## Passage
# dang survey crews



## wynedot55 (Nov 24, 2008)

dang oil pipeline survey crews.i hate dealing with them jokers.they called wanting to know if they could survey 240acs for a pipeline they are going to build.an i told them i had tobe here.an that they had to keep the gates closed or they be chasing cows.


----------



## Farmer Kitty (Nov 24, 2008)

There was another pipeline put through near here this year. One guy had been really smart when the first one was put in. He had it in his contract for only 1 pipeline to go through. When they wanted to put the second one in they had to renogotate and pay him more. So, if you have to do the contracts yet, keep that one in mind.


----------



## wynedot55 (Nov 24, 2008)

way ahead of you miss kitty.we have a pipeline on our place already.an its a 1 pipeline deal.just as this new pipeline will be a 1 pipeline deal.we just foundout theres a natural gas pipeline going accross 1 of our places.my great granpa did that deal in 1953.dang near 60yrs fore we foundout it was there.an that was only because they want to clean the right of way.

## Available data

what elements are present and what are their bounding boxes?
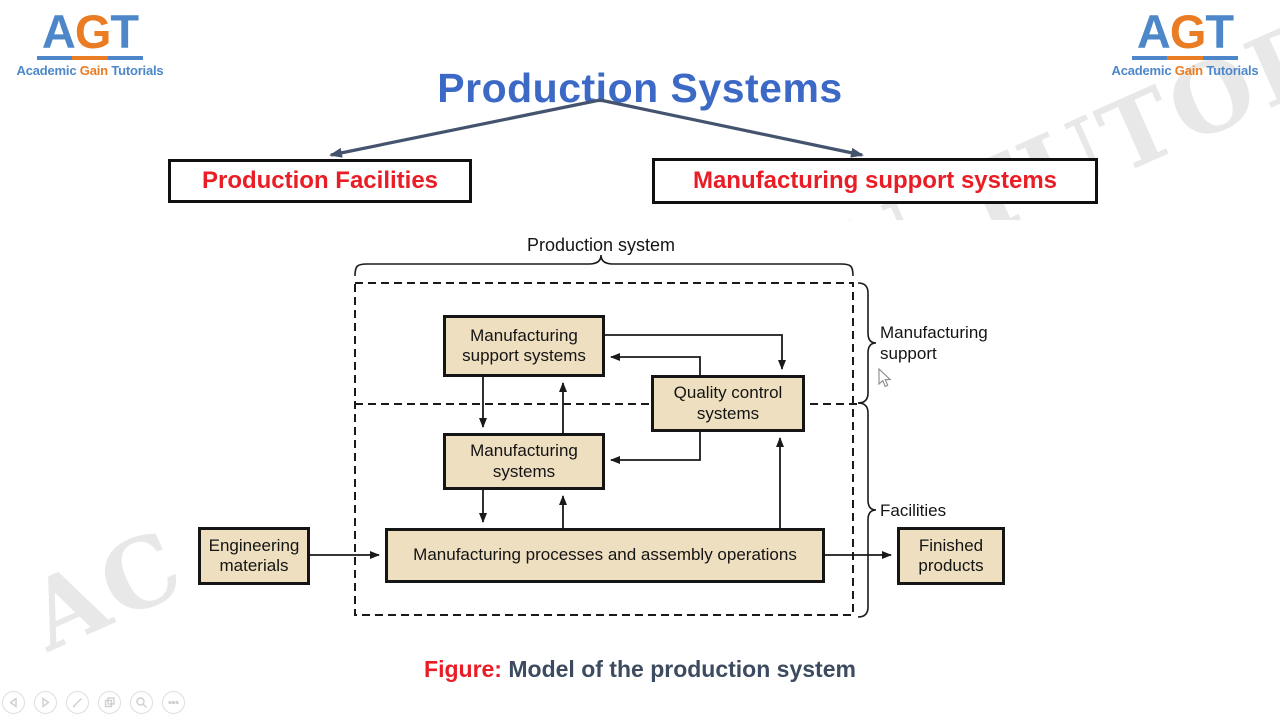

## Stated problem 1
For each statement about the pipeline thread, answer yes or no and quote the words from the thread that decide it: (a) The crews asked to survey 240 acres. (b) The neighbor's contract allowed two pipelines. (c) The poster's grandfather made the natural gas pipeline deal in 1953.
## Stated problem 2
Continue the pipeline thread from where it stops.
The lines that come after the pipeline thread are separate material.

## Exercise response 1
(a) Yes: "survey 240acs for a pipeline they are going to build"
(b) No: "He had it in his contract for only 1 pipeline to go through."
(c) No: "my great granpa did that deal in 1953"

## Exercise response 2
----------



## Farmer Kitty (Nov 24, 2008)

Good work!


----------



## wynedot55 (Nov 24, 2008)

me thinks they gonna have to write a big check to get this easement.its going to cover 6acs.an the work space will cover 6acs.plus they gonna do alot of dozer an fence building.


----------



## Farmer Kitty (Nov 24, 2008)

Hmmm, new corral, more cows?


----------



## wynedot55 (Nov 24, 2008)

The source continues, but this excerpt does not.